### DATA TO PROCESS

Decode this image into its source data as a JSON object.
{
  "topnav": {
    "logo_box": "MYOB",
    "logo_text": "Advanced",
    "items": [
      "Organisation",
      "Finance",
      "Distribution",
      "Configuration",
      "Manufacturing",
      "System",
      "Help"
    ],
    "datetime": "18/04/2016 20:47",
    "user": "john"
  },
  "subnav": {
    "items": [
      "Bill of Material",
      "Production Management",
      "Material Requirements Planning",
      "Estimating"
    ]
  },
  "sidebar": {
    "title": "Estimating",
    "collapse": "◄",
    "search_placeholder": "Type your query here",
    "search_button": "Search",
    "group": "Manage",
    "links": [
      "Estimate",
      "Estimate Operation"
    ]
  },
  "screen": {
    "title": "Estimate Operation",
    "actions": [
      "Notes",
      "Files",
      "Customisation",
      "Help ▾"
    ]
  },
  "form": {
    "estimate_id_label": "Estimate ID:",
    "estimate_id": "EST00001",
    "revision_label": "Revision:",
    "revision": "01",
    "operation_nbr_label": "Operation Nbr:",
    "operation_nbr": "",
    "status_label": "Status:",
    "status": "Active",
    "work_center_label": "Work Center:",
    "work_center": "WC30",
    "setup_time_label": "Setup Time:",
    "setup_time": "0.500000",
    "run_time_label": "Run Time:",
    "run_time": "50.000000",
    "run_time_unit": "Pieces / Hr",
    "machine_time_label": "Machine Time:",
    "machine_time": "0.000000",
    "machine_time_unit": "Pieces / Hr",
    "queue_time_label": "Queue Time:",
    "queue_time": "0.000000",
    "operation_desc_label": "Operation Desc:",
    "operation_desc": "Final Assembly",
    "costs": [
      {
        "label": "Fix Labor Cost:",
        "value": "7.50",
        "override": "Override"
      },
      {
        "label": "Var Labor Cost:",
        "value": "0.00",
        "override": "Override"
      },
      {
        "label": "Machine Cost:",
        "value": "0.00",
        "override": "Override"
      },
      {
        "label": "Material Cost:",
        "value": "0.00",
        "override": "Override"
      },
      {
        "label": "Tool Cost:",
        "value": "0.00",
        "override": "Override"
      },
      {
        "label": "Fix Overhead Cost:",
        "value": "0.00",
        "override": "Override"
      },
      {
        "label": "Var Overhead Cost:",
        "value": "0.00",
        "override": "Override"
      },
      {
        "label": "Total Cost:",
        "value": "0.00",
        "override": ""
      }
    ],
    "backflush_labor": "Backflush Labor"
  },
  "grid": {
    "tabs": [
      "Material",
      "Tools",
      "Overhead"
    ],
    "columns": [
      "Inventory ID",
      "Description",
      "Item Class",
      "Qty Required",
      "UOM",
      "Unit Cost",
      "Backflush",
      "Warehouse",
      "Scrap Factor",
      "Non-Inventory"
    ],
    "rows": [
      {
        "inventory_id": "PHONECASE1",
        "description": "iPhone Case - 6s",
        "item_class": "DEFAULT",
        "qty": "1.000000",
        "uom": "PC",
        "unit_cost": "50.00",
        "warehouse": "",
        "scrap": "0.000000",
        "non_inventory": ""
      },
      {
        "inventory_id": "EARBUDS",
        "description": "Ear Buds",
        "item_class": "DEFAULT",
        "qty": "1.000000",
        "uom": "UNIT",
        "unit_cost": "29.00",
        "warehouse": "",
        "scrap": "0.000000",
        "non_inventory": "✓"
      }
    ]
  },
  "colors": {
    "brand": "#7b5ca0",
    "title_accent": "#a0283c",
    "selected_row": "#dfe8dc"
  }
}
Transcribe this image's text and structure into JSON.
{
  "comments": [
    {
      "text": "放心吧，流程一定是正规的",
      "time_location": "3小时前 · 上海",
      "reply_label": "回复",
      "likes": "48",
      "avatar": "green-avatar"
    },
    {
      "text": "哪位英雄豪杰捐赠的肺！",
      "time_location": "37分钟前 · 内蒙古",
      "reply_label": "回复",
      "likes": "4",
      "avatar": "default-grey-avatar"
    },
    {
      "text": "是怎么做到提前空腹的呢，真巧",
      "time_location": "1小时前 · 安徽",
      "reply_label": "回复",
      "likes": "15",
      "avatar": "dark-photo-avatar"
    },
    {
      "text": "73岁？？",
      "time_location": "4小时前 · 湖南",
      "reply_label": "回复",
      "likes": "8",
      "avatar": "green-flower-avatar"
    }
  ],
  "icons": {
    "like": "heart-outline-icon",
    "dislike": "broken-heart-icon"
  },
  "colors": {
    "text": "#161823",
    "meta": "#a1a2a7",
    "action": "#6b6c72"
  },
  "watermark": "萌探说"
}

######

GOAL:
Locate the lines above that contain "Pieces" and copy them.

SOLUTION FOR THIS EXERCISE:
    "run_time_unit": "Pieces / Hr",
    "machine_time_unit": "Pieces / Hr",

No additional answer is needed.